# EXERCISE DIRECTIONS
What follows is a listing; restate every line of it word for word.

[START OF RAW RECORDS]

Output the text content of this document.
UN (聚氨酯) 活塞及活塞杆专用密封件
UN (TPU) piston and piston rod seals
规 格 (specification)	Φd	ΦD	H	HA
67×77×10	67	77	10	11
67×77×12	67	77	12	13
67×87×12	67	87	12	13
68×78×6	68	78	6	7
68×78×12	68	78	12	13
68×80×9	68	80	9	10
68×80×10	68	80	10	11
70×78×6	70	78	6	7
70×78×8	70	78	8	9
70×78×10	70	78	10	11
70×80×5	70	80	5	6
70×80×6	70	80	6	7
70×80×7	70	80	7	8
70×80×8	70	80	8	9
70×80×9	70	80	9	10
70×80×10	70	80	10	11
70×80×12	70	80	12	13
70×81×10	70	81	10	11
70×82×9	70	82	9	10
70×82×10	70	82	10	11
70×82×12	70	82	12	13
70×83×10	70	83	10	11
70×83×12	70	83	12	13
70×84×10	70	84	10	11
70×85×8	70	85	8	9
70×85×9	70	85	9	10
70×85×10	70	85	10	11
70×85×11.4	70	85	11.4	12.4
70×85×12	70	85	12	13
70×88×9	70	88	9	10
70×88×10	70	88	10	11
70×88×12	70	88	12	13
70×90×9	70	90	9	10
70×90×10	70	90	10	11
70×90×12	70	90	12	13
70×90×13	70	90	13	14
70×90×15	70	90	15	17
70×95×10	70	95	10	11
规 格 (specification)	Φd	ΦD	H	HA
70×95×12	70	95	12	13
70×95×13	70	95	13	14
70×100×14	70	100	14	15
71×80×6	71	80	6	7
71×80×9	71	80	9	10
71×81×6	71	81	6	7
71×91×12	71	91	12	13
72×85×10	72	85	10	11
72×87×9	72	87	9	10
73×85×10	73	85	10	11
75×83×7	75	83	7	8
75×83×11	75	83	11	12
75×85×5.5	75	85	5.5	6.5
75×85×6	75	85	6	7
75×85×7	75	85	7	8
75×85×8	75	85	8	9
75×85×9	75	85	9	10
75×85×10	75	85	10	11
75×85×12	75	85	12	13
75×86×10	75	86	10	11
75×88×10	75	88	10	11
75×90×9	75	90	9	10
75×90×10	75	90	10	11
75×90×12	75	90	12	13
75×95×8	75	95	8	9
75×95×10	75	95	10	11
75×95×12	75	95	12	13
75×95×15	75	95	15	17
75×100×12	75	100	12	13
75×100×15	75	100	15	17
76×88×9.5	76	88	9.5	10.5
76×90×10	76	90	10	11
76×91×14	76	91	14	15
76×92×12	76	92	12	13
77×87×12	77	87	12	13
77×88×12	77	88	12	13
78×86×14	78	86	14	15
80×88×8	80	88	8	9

[END OF RAW RECORDS]

# WORKED SOLUTION
Output the text content of this document.
UN (聚氨酯) 活塞及活塞杆专用密封件
UN (TPU) piston and piston rod seals
规 格 (specification)	Φd	ΦD	H	HA
67×77×10	67	77	10	11
67×77×12	67	77	12	13
67×87×12	67	87	12	13
68×78×6	68	78	6	7
68×78×12	68	78	12	13
68×80×9	68	80	9	10
68×80×10	68	80	10	11
70×78×6	70	78	6	7
70×78×8	70	78	8	9
70×78×10	70	78	10	11
70×80×5	70	80	5	6
70×80×6	70	80	6	7
70×80×7	70	80	7	8
70×80×8	70	80	8	9
70×80×9	70	80	9	10
70×80×10	70	80	10	11
70×80×12	70	80	12	13
70×81×10	70	81	10	11
70×82×9	70	82	9	10
70×82×10	70	82	10	11
70×82×12	70	82	12	13
70×83×10	70	83	10	11
70×83×12	70	83	12	13
70×84×10	70	84	10	11
70×85×8	70	85	8	9
70×85×9	70	85	9	10
70×85×10	70	85	10	11
70×85×11.4	70	85	11.4	12.4
70×85×12	70	85	12	13
70×88×9	70	88	9	10
70×88×10	70	88	10	11
70×88×12	70	88	12	13
70×90×9	70	90	9	10
70×90×10	70	90	10	11
70×90×12	70	90	12	13
70×90×13	70	90	13	14
70×90×15	70	90	15	17
70×95×10	70	95	10	11
规 格 (specification)	Φd	ΦD	H	HA
70×95×12	70	95	12	13
70×95×13	70	95	13	14
70×100×14	70	100	14	15
71×80×6	71	80	6	7
71×80×9	71	80	9	10
71×81×6	71	81	6	7
71×91×12	71	91	12	13
72×85×10	72	85	10	11
72×87×9	72	87	9	10
73×85×10	73	85	10	11
75×83×7	75	83	7	8
75×83×11	75	83	11	12
75×85×5.5	75	85	5.5	6.5
75×85×6	75	85	6	7
75×85×7	75	85	7	8
75×85×8	75	85	8	9
75×85×9	75	85	9	10
75×85×10	75	85	10	11
75×85×12	75	85	12	13
75×86×10	75	86	10	11
75×88×10	75	88	10	11
75×90×9	75	90	9	10
75×90×10	75	90	10	11
75×90×12	75	90	12	13
75×95×8	75	95	8	9
75×95×10	75	95	10	11
75×95×12	75	95	12	13
75×95×15	75	95	15	17
75×100×12	75	100	12	13
75×100×15	75	100	15	17
76×88×9.5	76	88	9.5	10.5
76×90×10	76	90	10	11
76×91×14	76	91	14	15
76×92×12	76	92	12	13
77×87×12	77	87	12	13
77×88×12	77	88	12	13
78×86×14	78	86	14	15
80×88×8	80	88	8	9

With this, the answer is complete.